WORK TO DO: Provide the records once more, identical to the original.

### EXCERPTED RECORDS

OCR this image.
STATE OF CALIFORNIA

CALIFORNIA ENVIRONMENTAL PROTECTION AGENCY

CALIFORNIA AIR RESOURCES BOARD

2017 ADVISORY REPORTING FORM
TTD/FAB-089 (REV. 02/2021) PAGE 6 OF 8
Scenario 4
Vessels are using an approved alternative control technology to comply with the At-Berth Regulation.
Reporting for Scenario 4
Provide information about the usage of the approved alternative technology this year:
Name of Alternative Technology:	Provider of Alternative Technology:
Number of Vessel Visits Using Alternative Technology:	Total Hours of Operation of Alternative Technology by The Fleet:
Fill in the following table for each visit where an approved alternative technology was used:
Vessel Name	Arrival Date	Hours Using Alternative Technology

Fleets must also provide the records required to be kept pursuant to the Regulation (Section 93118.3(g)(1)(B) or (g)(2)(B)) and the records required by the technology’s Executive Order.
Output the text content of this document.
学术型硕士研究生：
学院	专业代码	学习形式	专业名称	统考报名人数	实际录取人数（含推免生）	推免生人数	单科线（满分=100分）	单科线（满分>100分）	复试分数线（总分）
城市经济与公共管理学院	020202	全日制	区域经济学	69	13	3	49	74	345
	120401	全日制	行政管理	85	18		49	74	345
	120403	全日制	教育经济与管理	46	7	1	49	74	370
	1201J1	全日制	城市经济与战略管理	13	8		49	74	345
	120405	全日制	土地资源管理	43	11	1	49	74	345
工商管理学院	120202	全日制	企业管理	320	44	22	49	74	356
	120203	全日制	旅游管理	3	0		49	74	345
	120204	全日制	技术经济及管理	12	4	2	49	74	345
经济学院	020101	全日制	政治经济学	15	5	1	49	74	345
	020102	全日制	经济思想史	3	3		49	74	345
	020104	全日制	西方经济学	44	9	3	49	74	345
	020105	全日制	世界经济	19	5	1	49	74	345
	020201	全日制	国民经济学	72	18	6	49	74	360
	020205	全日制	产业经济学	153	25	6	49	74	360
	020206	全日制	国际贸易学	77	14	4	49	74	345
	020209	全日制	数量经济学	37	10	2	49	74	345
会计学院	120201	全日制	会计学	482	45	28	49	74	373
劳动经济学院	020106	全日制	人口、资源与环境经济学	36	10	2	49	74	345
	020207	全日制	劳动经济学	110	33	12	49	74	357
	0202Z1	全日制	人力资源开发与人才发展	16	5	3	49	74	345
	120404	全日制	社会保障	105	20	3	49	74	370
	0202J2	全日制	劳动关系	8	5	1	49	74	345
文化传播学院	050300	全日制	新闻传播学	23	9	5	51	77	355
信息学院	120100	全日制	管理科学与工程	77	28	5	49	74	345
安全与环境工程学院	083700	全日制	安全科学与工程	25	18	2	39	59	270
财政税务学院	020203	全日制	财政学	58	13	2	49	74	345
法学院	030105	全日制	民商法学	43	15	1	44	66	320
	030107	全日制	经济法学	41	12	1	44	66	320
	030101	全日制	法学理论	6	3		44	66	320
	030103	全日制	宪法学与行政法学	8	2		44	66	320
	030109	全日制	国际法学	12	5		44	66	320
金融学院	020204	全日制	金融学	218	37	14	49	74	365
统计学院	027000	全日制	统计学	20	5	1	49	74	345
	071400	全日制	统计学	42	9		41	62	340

######

ANSWER BELOW:
OCR this image.
STATE OF CALIFORNIA

CALIFORNIA ENVIRONMENTAL PROTECTION AGENCY

CALIFORNIA AIR RESOURCES BOARD

2017 ADVISORY REPORTING FORM
TTD/FAB-089 (REV. 02/2021) PAGE 6 OF 8
Scenario 4
Vessels are using an approved alternative control technology to comply with the At-Berth Regulation.
Reporting for Scenario 4
Provide information about the usage of the approved alternative technology this year:
Name of Alternative Technology:	Provider of Alternative Technology:
Number of Vessel Visits Using Alternative Technology:	Total Hours of Operation of Alternative Technology by The Fleet:
Fill in the following table for each visit where an approved alternative technology was used:
Vessel Name	Arrival Date	Hours Using Alternative Technology

Fleets must also provide the records required to be kept pursuant to the Regulation (Section 93118.3(g)(1)(B) or (g)(2)(B)) and the records required by the technology’s Executive Order.
Output the text content of this document.
学术型硕士研究生：
学院	专业代码	学习形式	专业名称	统考报名人数	实际录取人数（含推免生）	推免生人数	单科线（满分=100分）	单科线（满分>100分）	复试分数线（总分）
城市经济与公共管理学院	020202	全日制	区域经济学	69	13	3	49	74	345
	120401	全日制	行政管理	85	18		49	74	345
	120403	全日制	教育经济与管理	46	7	1	49	74	370
	1201J1	全日制	城市经济与战略管理	13	8		49	74	345
	120405	全日制	土地资源管理	43	11	1	49	74	345
工商管理学院	120202	全日制	企业管理	320	44	22	49	74	356
	120203	全日制	旅游管理	3	0		49	74	345
	120204	全日制	技术经济及管理	12	4	2	49	74	345
经济学院	020101	全日制	政治经济学	15	5	1	49	74	345
	020102	全日制	经济思想史	3	3		49	74	345
	020104	全日制	西方经济学	44	9	3	49	74	345
	020105	全日制	世界经济	19	5	1	49	74	345
	020201	全日制	国民经济学	72	18	6	49	74	360
	020205	全日制	产业经济学	153	25	6	49	74	360
	020206	全日制	国际贸易学	77	14	4	49	74	345
	020209	全日制	数量经济学	37	10	2	49	74	345
会计学院	120201	全日制	会计学	482	45	28	49	74	373
劳动经济学院	020106	全日制	人口、资源与环境经济学	36	10	2	49	74	345
	020207	全日制	劳动经济学	110	33	12	49	74	357
	0202Z1	全日制	人力资源开发与人才发展	16	5	3	49	74	345
	120404	全日制	社会保障	105	20	3	49	74	370
	0202J2	全日制	劳动关系	8	5	1	49	74	345
文化传播学院	050300	全日制	新闻传播学	23	9	5	51	77	355
信息学院	120100	全日制	管理科学与工程	77	28	5	49	74	345
安全与环境工程学院	083700	全日制	安全科学与工程	25	18	2	39	59	270
财政税务学院	020203	全日制	财政学	58	13	2	49	74	345
法学院	030105	全日制	民商法学	43	15	1	44	66	320
	030107	全日制	经济法学	41	12	1	44	66	320
	030101	全日制	法学理论	6	3		44	66	320
	030103	全日制	宪法学与行政法学	8	2		44	66	320
	030109	全日制	国际法学	12	5		44	66	320
金融学院	020204	全日制	金融学	218	37	14	49	74	365
统计学院	027000	全日制	统计学	20	5	1	49	74	345
	071400	全日制	统计学	42	9		41	62	340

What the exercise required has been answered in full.